> **Instruction**
Copy the records below exactly as they are written.

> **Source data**
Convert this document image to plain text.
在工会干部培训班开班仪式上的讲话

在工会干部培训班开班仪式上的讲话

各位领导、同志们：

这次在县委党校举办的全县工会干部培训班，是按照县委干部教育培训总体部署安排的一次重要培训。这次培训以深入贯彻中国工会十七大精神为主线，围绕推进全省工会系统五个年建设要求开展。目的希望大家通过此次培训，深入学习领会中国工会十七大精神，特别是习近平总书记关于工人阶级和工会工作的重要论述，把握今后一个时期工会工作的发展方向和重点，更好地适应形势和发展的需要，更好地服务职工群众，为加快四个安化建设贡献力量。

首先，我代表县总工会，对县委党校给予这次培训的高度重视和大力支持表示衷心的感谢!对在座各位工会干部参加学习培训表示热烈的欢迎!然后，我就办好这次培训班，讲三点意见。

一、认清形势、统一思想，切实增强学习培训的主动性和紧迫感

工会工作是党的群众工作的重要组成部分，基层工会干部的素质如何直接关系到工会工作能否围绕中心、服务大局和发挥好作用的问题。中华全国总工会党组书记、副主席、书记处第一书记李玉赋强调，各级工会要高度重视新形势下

> **In response**
Convert this document image to plain text.
在工会干部培训班开班仪式上的讲话

在工会干部培训班开班仪式上的讲话

各位领导、同志们：

这次在县委党校举办的全县工会干部培训班，是按照县委干部教育培训总体部署安排的一次重要培训。这次培训以深入贯彻中国工会十七大精神为主线，围绕推进全省工会系统五个年建设要求开展。目的希望大家通过此次培训，深入学习领会中国工会十七大精神，特别是习近平总书记关于工人阶级和工会工作的重要论述，把握今后一个时期工会工作的发展方向和重点，更好地适应形势和发展的需要，更好地服务职工群众，为加快四个安化建设贡献力量。

首先，我代表县总工会，对县委党校给予这次培训的高度重视和大力支持表示衷心的感谢!对在座各位工会干部参加学习培训表示热烈的欢迎!然后，我就办好这次培训班，讲三点意见。

一、认清形势、统一思想，切实增强学习培训的主动性和紧迫感

工会工作是党的群众工作的重要组成部分，基层工会干部的素质如何直接关系到工会工作能否围绕中心、服务大局和发挥好作用的问题。中华全国总工会党组书记、副主席、书记处第一书记李玉赋强调，各级工会要高度重视新形势下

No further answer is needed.